>> begin Available data
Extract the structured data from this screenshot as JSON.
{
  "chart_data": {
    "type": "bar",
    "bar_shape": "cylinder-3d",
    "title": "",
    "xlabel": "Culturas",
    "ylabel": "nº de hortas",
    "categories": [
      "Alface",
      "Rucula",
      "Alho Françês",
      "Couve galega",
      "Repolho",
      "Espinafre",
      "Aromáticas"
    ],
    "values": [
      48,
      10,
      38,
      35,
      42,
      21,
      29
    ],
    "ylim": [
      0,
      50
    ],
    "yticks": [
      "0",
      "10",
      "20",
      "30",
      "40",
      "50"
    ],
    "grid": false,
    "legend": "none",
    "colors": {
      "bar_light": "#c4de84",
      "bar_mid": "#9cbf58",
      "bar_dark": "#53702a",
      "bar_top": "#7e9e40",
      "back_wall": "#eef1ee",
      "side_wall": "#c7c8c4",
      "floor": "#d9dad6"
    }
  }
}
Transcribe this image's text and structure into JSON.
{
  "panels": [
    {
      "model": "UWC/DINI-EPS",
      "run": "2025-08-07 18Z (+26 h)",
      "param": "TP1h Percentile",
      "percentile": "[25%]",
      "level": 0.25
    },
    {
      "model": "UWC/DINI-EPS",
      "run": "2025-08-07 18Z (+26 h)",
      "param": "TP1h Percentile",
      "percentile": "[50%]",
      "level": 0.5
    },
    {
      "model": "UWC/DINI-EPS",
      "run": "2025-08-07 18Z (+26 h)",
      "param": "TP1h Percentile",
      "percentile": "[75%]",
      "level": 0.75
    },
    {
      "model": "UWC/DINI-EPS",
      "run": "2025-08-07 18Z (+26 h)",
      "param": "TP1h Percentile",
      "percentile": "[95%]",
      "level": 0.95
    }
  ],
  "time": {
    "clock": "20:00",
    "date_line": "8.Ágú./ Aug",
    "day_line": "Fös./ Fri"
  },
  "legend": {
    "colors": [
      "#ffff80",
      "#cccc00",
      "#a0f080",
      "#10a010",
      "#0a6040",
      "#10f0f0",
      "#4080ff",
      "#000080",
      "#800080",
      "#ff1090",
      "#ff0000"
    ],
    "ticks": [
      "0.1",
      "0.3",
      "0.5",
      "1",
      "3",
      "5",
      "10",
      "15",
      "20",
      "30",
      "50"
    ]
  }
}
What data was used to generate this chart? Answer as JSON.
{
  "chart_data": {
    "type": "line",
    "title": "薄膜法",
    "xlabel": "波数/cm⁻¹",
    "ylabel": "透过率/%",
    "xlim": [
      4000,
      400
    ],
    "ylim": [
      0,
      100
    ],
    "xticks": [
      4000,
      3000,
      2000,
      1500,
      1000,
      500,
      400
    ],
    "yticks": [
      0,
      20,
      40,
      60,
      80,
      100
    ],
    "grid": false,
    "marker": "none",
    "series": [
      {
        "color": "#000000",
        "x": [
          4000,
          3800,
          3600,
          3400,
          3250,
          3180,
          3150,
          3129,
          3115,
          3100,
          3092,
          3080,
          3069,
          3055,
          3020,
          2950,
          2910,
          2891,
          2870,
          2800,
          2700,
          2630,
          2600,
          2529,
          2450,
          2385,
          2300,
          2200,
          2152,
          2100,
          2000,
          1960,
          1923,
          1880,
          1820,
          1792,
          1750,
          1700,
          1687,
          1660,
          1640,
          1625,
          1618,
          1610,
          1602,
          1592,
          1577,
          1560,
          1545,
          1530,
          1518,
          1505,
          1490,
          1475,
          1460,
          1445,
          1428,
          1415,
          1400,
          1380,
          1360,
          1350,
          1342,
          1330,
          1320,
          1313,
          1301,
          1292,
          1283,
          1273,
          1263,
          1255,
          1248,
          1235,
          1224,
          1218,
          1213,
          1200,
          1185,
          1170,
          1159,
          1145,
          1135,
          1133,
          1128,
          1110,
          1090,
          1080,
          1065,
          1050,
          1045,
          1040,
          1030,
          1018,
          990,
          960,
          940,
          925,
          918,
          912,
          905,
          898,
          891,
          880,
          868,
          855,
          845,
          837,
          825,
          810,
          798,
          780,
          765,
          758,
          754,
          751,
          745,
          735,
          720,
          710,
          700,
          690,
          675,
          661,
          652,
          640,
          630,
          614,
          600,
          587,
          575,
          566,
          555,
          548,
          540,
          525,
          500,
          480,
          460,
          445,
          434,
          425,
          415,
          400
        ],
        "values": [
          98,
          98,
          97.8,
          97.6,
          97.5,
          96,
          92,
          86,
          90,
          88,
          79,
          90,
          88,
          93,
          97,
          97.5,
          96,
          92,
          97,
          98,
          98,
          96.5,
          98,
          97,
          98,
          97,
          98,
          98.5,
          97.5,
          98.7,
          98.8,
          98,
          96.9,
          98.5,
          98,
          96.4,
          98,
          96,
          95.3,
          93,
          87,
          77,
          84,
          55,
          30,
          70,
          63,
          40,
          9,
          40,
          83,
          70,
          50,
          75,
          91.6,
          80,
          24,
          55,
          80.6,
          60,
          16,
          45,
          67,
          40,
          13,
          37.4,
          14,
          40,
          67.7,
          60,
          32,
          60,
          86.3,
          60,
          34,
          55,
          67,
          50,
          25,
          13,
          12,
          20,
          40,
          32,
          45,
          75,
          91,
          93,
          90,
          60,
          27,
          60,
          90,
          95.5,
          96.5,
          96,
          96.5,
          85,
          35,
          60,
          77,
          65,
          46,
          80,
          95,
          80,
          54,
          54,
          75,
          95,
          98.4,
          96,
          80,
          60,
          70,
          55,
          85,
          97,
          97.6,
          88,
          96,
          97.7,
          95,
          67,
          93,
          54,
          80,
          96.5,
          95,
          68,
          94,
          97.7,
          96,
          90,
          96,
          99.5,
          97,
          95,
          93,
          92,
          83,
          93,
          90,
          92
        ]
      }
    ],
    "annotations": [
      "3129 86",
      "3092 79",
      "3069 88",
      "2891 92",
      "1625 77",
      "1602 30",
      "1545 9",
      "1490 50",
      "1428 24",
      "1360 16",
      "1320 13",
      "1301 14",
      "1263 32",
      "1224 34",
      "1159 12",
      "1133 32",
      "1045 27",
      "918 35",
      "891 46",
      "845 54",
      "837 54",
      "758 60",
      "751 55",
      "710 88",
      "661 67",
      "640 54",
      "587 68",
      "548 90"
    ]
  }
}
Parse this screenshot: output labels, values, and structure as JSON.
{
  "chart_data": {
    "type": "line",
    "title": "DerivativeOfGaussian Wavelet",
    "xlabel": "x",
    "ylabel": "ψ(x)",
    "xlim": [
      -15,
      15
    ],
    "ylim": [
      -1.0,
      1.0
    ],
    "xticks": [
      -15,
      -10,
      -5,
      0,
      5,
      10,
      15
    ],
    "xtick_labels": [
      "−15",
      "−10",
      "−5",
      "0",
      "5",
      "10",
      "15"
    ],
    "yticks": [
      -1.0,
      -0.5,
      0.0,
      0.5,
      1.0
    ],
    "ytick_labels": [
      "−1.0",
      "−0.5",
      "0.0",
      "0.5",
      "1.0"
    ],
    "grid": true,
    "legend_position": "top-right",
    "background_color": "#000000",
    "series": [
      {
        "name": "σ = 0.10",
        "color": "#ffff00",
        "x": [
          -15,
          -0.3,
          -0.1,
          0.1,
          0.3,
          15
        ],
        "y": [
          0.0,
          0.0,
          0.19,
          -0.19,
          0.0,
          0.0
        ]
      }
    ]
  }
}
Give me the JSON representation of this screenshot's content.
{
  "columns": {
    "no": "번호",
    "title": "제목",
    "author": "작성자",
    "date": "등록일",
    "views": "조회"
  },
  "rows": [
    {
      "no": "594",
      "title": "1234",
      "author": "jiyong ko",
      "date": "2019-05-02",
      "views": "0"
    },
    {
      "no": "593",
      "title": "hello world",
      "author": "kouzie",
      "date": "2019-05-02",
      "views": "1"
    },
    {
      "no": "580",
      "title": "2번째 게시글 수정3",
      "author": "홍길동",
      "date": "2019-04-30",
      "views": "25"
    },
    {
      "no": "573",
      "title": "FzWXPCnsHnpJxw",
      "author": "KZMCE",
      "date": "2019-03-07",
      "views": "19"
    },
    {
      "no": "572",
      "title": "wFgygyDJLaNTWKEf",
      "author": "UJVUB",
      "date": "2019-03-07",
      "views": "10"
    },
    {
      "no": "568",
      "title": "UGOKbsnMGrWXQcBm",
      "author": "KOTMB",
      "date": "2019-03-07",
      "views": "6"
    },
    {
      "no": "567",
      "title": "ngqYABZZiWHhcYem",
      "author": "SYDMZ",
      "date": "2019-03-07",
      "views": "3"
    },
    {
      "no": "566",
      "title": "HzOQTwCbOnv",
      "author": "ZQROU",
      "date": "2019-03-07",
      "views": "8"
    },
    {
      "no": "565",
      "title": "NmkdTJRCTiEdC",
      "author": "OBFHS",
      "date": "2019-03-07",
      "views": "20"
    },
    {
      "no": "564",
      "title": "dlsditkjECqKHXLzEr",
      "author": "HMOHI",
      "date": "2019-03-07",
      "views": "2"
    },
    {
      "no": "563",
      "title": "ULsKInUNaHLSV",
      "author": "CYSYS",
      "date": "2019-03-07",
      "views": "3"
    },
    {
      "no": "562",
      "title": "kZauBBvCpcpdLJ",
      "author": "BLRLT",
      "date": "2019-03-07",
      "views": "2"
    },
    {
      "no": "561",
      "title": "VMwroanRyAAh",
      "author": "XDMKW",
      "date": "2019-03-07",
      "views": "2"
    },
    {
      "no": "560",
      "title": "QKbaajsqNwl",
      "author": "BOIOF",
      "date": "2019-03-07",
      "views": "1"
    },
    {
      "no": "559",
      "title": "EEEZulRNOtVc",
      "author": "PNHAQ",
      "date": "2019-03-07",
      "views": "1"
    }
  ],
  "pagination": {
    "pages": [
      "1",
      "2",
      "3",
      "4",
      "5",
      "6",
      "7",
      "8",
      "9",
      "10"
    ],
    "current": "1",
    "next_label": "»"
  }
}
>> end Available data
> **Aim**: Scan the records above for the string "screenshot", then select every line that holds it.

> **Full solution**:
Extract the structured data from this screenshot as JSON.
Parse this screenshot: output labels, values, and structure as JSON.
Give me the JSON representation of this screenshot's content.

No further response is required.